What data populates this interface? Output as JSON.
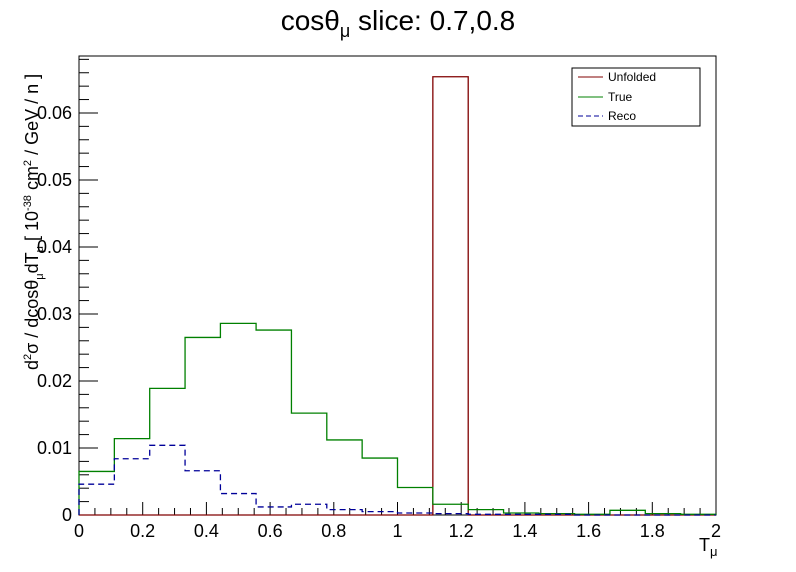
{
  "chart_data": {
    "type": "line",
    "title_main": "cosθ",
    "title_sub": "μ",
    "title_rest": " slice: 0.7,0.8",
    "xlabel_main": "T",
    "xlabel_sub": "μ",
    "ylabel_parts": {
      "a": "d",
      "a_sup": "2",
      "b": "σ / dcosθ",
      "b_sub": "μ",
      "c": "dT",
      "c_sub": "μ",
      "d": " [ 10",
      "d_sup": "-38",
      "e": " cm",
      "e_sup": "2",
      "f": " / GeV / n ]"
    },
    "xlim": [
      0,
      2
    ],
    "ylim": [
      0,
      0.0685
    ],
    "x_ticks": [
      0,
      0.2,
      0.4,
      0.6,
      0.8,
      1,
      1.2,
      1.4,
      1.6,
      1.8,
      2
    ],
    "x_tick_labels": [
      "0",
      "0.2",
      "0.4",
      "0.6",
      "0.8",
      "1",
      "1.2",
      "1.4",
      "1.6",
      "1.8",
      "2"
    ],
    "y_ticks": [
      0,
      0.01,
      0.02,
      0.03,
      0.04,
      0.05,
      0.06
    ],
    "y_tick_labels": [
      "0",
      "0.01",
      "0.02",
      "0.03",
      "0.04",
      "0.05",
      "0.06"
    ],
    "bin_edges": [
      0,
      0.111,
      0.222,
      0.333,
      0.444,
      0.556,
      0.667,
      0.778,
      0.889,
      1.0,
      1.111,
      1.222,
      1.333,
      1.444,
      1.556,
      1.667,
      1.778,
      1.889,
      2.0
    ],
    "legend_position": "top-right",
    "series": [
      {
        "name": "Unfolded",
        "color": "#800000",
        "dashed": false,
        "values": [
          0,
          0,
          0,
          0,
          0,
          0,
          0,
          0,
          0,
          0,
          0.0654,
          0,
          0,
          0,
          0,
          0,
          0,
          0
        ]
      },
      {
        "name": "True",
        "color": "#008000",
        "dashed": false,
        "values": [
          0.0065,
          0.0114,
          0.0189,
          0.0265,
          0.0286,
          0.0276,
          0.0152,
          0.0112,
          0.0085,
          0.0041,
          0.0016,
          0.0008,
          0.0003,
          0.0002,
          0.0001,
          0.0007,
          0.0002,
          0.0001
        ]
      },
      {
        "name": "Reco",
        "color": "#000099",
        "dashed": true,
        "values": [
          0.0046,
          0.0084,
          0.0104,
          0.0066,
          0.0032,
          0.0012,
          0.0016,
          0.0008,
          0.0005,
          0.0003,
          0.0002,
          0.0001,
          0.0001,
          0.0001,
          0,
          0,
          0,
          0
        ]
      }
    ]
  }
}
==*==
__Your instructions__:
Your job is to transcribe the entries above exactly; skip the pictures.

__In response__:
What data populates this interface? Output as JSON.
{
  "chart_data": {
    "type": "line",
    "title_main": "cosθ",
    "title_sub": "μ",
    "title_rest": " slice: 0.7,0.8",
    "xlabel_main": "T",
    "xlabel_sub": "μ",
    "ylabel_parts": {
      "a": "d",
      "a_sup": "2",
      "b": "σ / dcosθ",
      "b_sub": "μ",
      "c": "dT",
      "c_sub": "μ",
      "d": " [ 10",
      "d_sup": "-38",
      "e": " cm",
      "e_sup": "2",
      "f": " / GeV / n ]"
    },
    "xlim": [
      0,
      2
    ],
    "ylim": [
      0,
      0.0685
    ],
    "x_ticks": [
      0,
      0.2,
      0.4,
      0.6,
      0.8,
      1,
      1.2,
      1.4,
      1.6,
      1.8,
      2
    ],
    "x_tick_labels": [
      "0",
      "0.2",
      "0.4",
      "0.6",
      "0.8",
      "1",
      "1.2",
      "1.4",
      "1.6",
      "1.8",
      "2"
    ],
    "y_ticks": [
      0,
      0.01,
      0.02,
      0.03,
      0.04,
      0.05,
      0.06
    ],
    "y_tick_labels": [
      "0",
      "0.01",
      "0.02",
      "0.03",
      "0.04",
      "0.05",
      "0.06"
    ],
    "bin_edges": [
      0,
      0.111,
      0.222,
      0.333,
      0.444,
      0.556,
      0.667,
      0.778,
      0.889,
      1.0,
      1.111,
      1.222,
      1.333,
      1.444,
      1.556,
      1.667,
      1.778,
      1.889,
      2.0
    ],
    "legend_position": "top-right",
    "series": [
      {
        "name": "Unfolded",
        "color": "#800000",
        "dashed": false,
        "values": [
          0,
          0,
          0,
          0,
          0,
          0,
          0,
          0,
          0,
          0,
          0.0654,
          0,
          0,
          0,
          0,
          0,
          0,
          0
        ]
      },
      {
        "name": "True",
        "color": "#008000",
        "dashed": false,
        "values": [
          0.0065,
          0.0114,
          0.0189,
          0.0265,
          0.0286,
          0.0276,
          0.0152,
          0.0112,
          0.0085,
          0.0041,
          0.0016,
          0.0008,
          0.0003,
          0.0002,
          0.0001,
          0.0007,
          0.0002,
          0.0001
        ]
      },
      {
        "name": "Reco",
        "color": "#000099",
        "dashed": true,
        "values": [
          0.0046,
          0.0084,
          0.0104,
          0.0066,
          0.0032,
          0.0012,
          0.0016,
          0.0008,
          0.0005,
          0.0003,
          0.0002,
          0.0001,
          0.0001,
          0.0001,
          0,
          0,
          0,
          0
        ]
      }
    ]
  }
}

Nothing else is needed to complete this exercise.